The request -
Omit the pictures, please, and give each record below again exactly.

Recorded data -
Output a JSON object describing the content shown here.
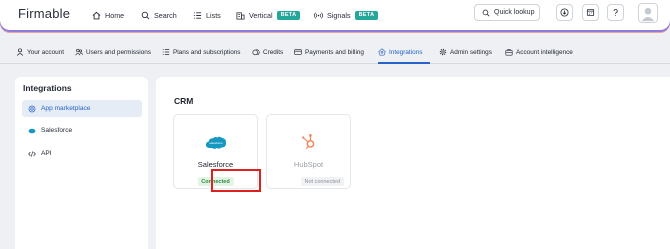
{
  "brand": {
    "name": "Firmable"
  },
  "topnav": {
    "items": [
      {
        "label": "Home",
        "icon": "home-icon"
      },
      {
        "label": "Search",
        "icon": "search-icon"
      },
      {
        "label": "Lists",
        "icon": "list-icon"
      },
      {
        "label": "Vertical",
        "icon": "building-icon",
        "badge": "BETA"
      },
      {
        "label": "Signals",
        "icon": "signal-icon",
        "badge": "BETA"
      }
    ],
    "quick_lookup": "Quick lookup",
    "right_icons": [
      "download-icon",
      "calendar-icon",
      "help-icon",
      "avatar"
    ]
  },
  "settings_tabs": [
    {
      "label": "Your account",
      "icon": "person-icon"
    },
    {
      "label": "Users and permissions",
      "icon": "users-icon"
    },
    {
      "label": "Plans and subscriptions",
      "icon": "list-icon"
    },
    {
      "label": "Credits",
      "icon": "credits-icon"
    },
    {
      "label": "Payments and billing",
      "icon": "card-icon"
    },
    {
      "label": "Integrations",
      "icon": "integrations-icon",
      "active": true
    },
    {
      "label": "Admin settings",
      "icon": "gear-icon"
    },
    {
      "label": "Account intelligence",
      "icon": "briefcase-icon"
    }
  ],
  "sidebar": {
    "title": "Integrations",
    "items": [
      {
        "label": "App marketplace",
        "icon": "marketplace-icon",
        "active": true
      },
      {
        "label": "Salesforce",
        "icon": "salesforce-icon"
      },
      {
        "label": "API",
        "icon": "code-icon"
      }
    ]
  },
  "main": {
    "section_title": "CRM",
    "cards": [
      {
        "name": "Salesforce",
        "status": "Connected",
        "logo_text": "salesforce"
      },
      {
        "name": "HubSpot",
        "status": "Not connected"
      }
    ]
  },
  "colors": {
    "accent": "#2563c9",
    "beta_badge": "#25a69a",
    "connected_bg": "#e3f3e5",
    "connected_text": "#2e8b3d",
    "highlight": "#e0201c",
    "salesforce_blue": "#1798c1",
    "hubspot_orange": "#f08a5d"
  }
}
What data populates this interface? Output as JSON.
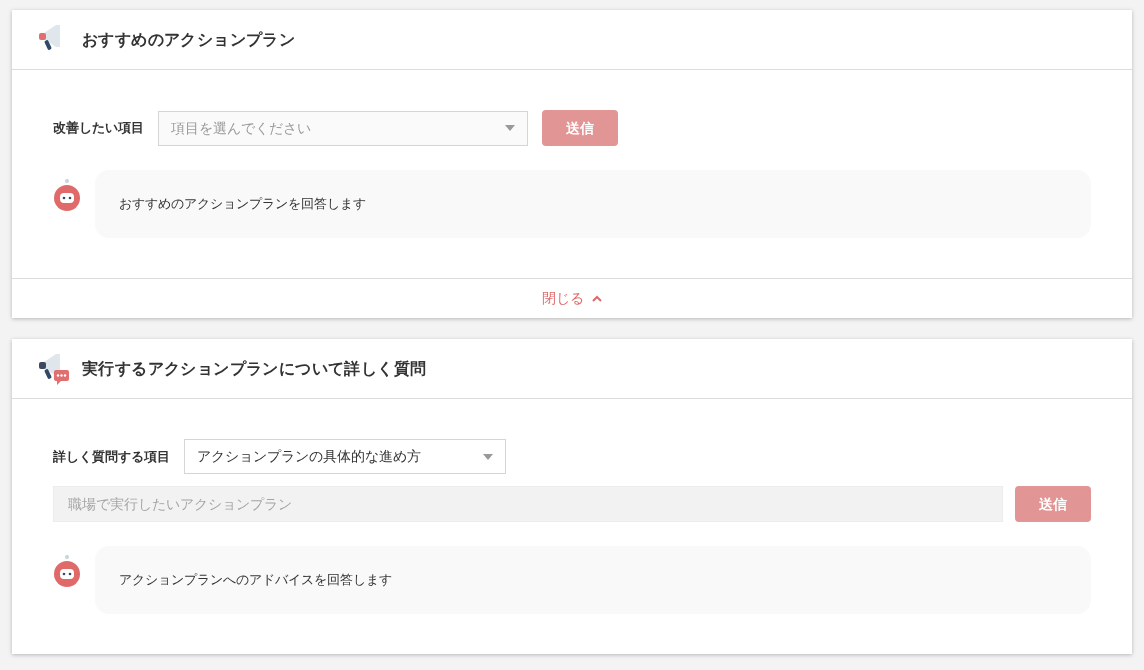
{
  "panels": [
    {
      "kind": "announcement",
      "title": "おすすめのアクションプラン",
      "select": {
        "label": "改善したい項目",
        "placeholder": "項目を選んでください"
      },
      "submit": {
        "label": "送信",
        "disabled": true
      },
      "answer": "おすすめのアクションプランを回答します",
      "collapse": {
        "label": "閉じる",
        "expanded": true
      }
    },
    {
      "kind": "question",
      "title": "実行するアクションプランについて詳しく質問",
      "select": {
        "label": "詳しく質問する項目",
        "value": "アクションプランの具体的な進め方"
      },
      "input": {
        "placeholder": "職場で実行したいアクションプラン",
        "disabled": true
      },
      "submit": {
        "label": "送信",
        "disabled": true
      },
      "answer": "アクションプランへのアドバイスを回答します"
    }
  ]
}
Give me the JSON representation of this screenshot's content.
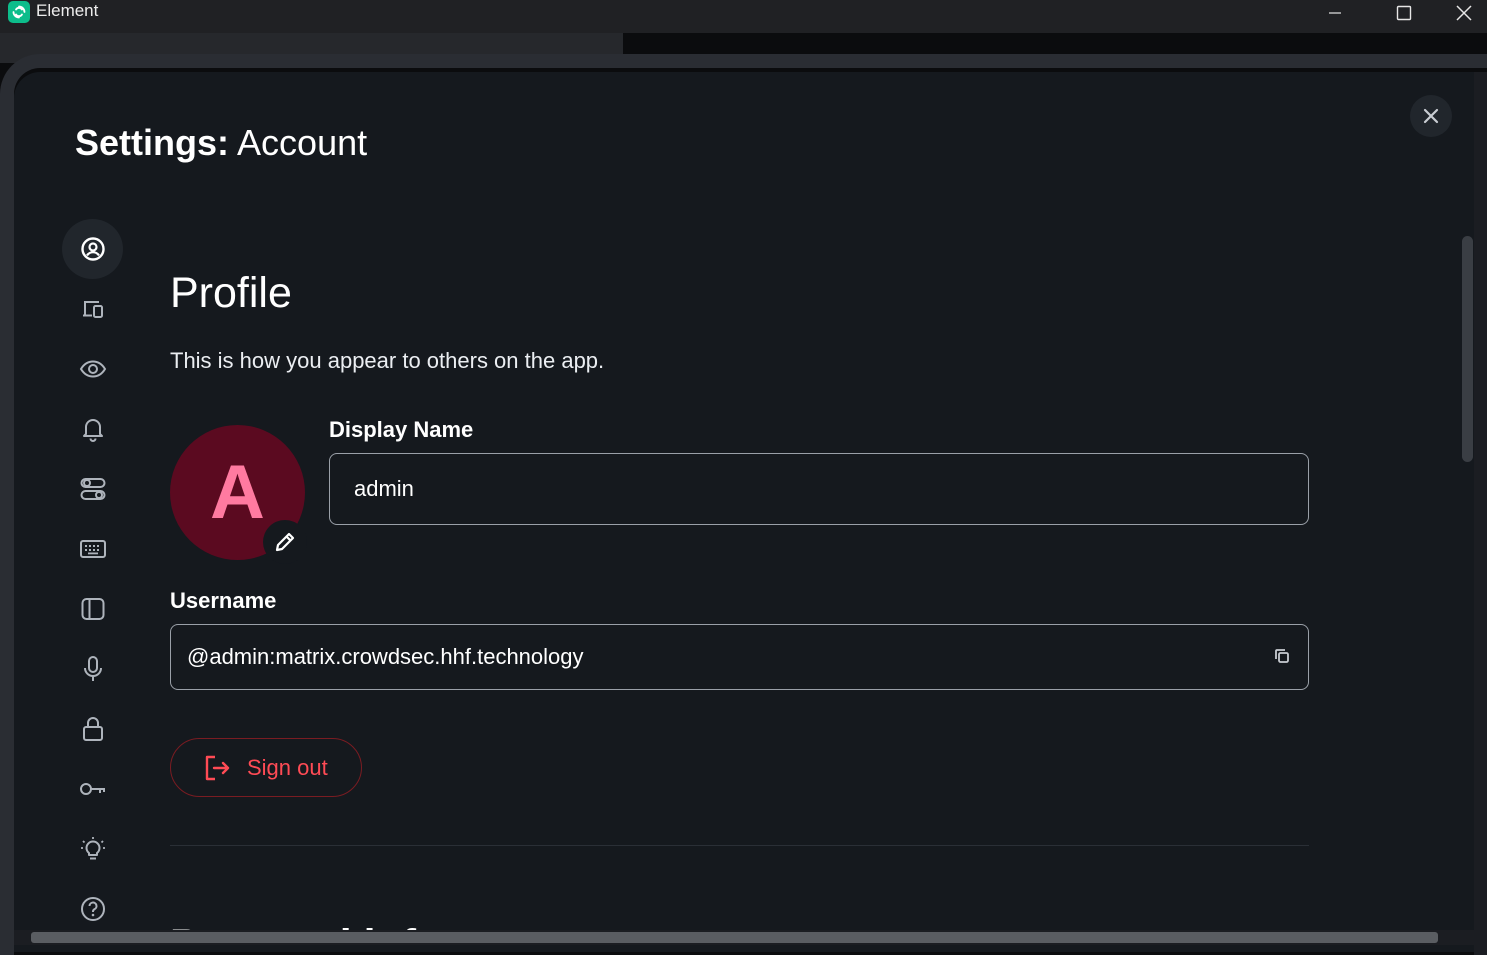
{
  "window": {
    "title": "Element"
  },
  "dialog": {
    "title_bold": "Settings:",
    "title_rest": "Account",
    "close_label": "×"
  },
  "nav": {
    "items": [
      {
        "icon": "account-icon",
        "active": true
      },
      {
        "icon": "sessions-icon"
      },
      {
        "icon": "appearance-icon"
      },
      {
        "icon": "notifications-icon"
      },
      {
        "icon": "preferences-icon"
      },
      {
        "icon": "keyboard-icon"
      },
      {
        "icon": "sidebar-icon"
      },
      {
        "icon": "voice-video-icon"
      },
      {
        "icon": "security-privacy-icon"
      },
      {
        "icon": "encryption-key-icon"
      },
      {
        "icon": "labs-icon"
      },
      {
        "icon": "help-about-icon"
      }
    ]
  },
  "profile": {
    "heading": "Profile",
    "subtitle": "This is how you appear to others on the app.",
    "avatar_letter": "A",
    "display_name_label": "Display Name",
    "display_name_value": "admin",
    "username_label": "Username",
    "username_value": "@admin:matrix.crowdsec.hhf.technology",
    "sign_out_label": "Sign out"
  },
  "next_section_heading": "Personal info",
  "colors": {
    "background": "#15191e",
    "accent_danger": "#ff4b55",
    "avatar_bg": "#5b0a20",
    "avatar_fg": "#ff7aa0",
    "brand": "#0dbd8b"
  }
}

Exercise result -
Output a JSON object describing the content shown here.
{
  "brand": {
    "name": "Firmable"
  },
  "topnav": {
    "items": [
      {
        "label": "Home",
        "icon": "home-icon"
      },
      {
        "label": "Search",
        "icon": "search-icon"
      },
      {
        "label": "Lists",
        "icon": "list-icon"
      },
      {
        "label": "Vertical",
        "icon": "building-icon",
        "badge": "BETA"
      },
      {
        "label": "Signals",
        "icon": "signal-icon",
        "badge": "BETA"
      }
    ],
    "quick_lookup": "Quick lookup",
    "right_icons": [
      "download-icon",
      "calendar-icon",
      "help-icon",
      "avatar"
    ]
  },
  "settings_tabs": [
    {
      "label": "Your account",
      "icon": "person-icon"
    },
    {
      "label": "Users and permissions",
      "icon": "users-icon"
    },
    {
      "label": "Plans and subscriptions",
      "icon": "list-icon"
    },
    {
      "label": "Credits",
      "icon": "credits-icon"
    },
    {
      "label": "Payments and billing",
      "icon": "card-icon"
    },
    {
      "label": "Integrations",
      "icon": "integrations-icon",
      "active": true
    },
    {
      "label": "Admin settings",
      "icon": "gear-icon"
    },
    {
      "label": "Account intelligence",
      "icon": "briefcase-icon"
    }
  ],
  "sidebar": {
    "title": "Integrations",
    "items": [
      {
        "label": "App marketplace",
        "icon": "marketplace-icon",
        "active": true
      },
      {
        "label": "Salesforce",
        "icon": "salesforce-icon"
      },
      {
        "label": "API",
        "icon": "code-icon"
      }
    ]
  },
  "main": {
    "section_title": "CRM",
    "cards": [
      {
        "name": "Salesforce",
        "status": "Connected",
        "logo_text": "salesforce"
      },
      {
        "name": "HubSpot",
        "status": "Not connected"
      }
    ]
  },
  "colors": {
    "accent": "#2563c9",
    "beta_badge": "#25a69a",
    "connected_bg": "#e3f3e5",
    "connected_text": "#2e8b3d",
    "highlight": "#e0201c",
    "salesforce_blue": "#1798c1",
    "hubspot_orange": "#f08a5d"
  }
}
What data populates this interface? Output as JSON.
{
  "panels": [
    {
      "kind": "announcement",
      "title": "おすすめのアクションプラン",
      "select": {
        "label": "改善したい項目",
        "placeholder": "項目を選んでください"
      },
      "submit": {
        "label": "送信",
        "disabled": true
      },
      "answer": "おすすめのアクションプランを回答します",
      "collapse": {
        "label": "閉じる",
        "expanded": true
      }
    },
    {
      "kind": "question",
      "title": "実行するアクションプランについて詳しく質問",
      "select": {
        "label": "詳しく質問する項目",
        "value": "アクションプランの具体的な進め方"
      },
      "input": {
        "placeholder": "職場で実行したいアクションプラン",
        "disabled": true
      },
      "submit": {
        "label": "送信",
        "disabled": true
      },
      "answer": "アクションプランへのアドバイスを回答します"
    }
  ]
}
Give me the JSON representation of this screenshot's content.
{
  "window": {
    "title": "Element"
  },
  "dialog": {
    "title_bold": "Settings:",
    "title_rest": "Account",
    "close_label": "×"
  },
  "nav": {
    "items": [
      {
        "icon": "account-icon",
        "active": true
      },
      {
        "icon": "sessions-icon"
      },
      {
        "icon": "appearance-icon"
      },
      {
        "icon": "notifications-icon"
      },
      {
        "icon": "preferences-icon"
      },
      {
        "icon": "keyboard-icon"
      },
      {
        "icon": "sidebar-icon"
      },
      {
        "icon": "voice-video-icon"
      },
      {
        "icon": "security-privacy-icon"
      },
      {
        "icon": "encryption-key-icon"
      },
      {
        "icon": "labs-icon"
      },
      {
        "icon": "help-about-icon"
      }
    ]
  },
  "profile": {
    "heading": "Profile",
    "subtitle": "This is how you appear to others on the app.",
    "avatar_letter": "A",
    "display_name_label": "Display Name",
    "display_name_value": "admin",
    "username_label": "Username",
    "username_value": "@admin:matrix.crowdsec.hhf.technology",
    "sign_out_label": "Sign out"
  },
  "next_section_heading": "Personal info",
  "colors": {
    "background": "#15191e",
    "accent_danger": "#ff4b55",
    "avatar_bg": "#5b0a20",
    "avatar_fg": "#ff7aa0",
    "brand": "#0dbd8b"
  }
}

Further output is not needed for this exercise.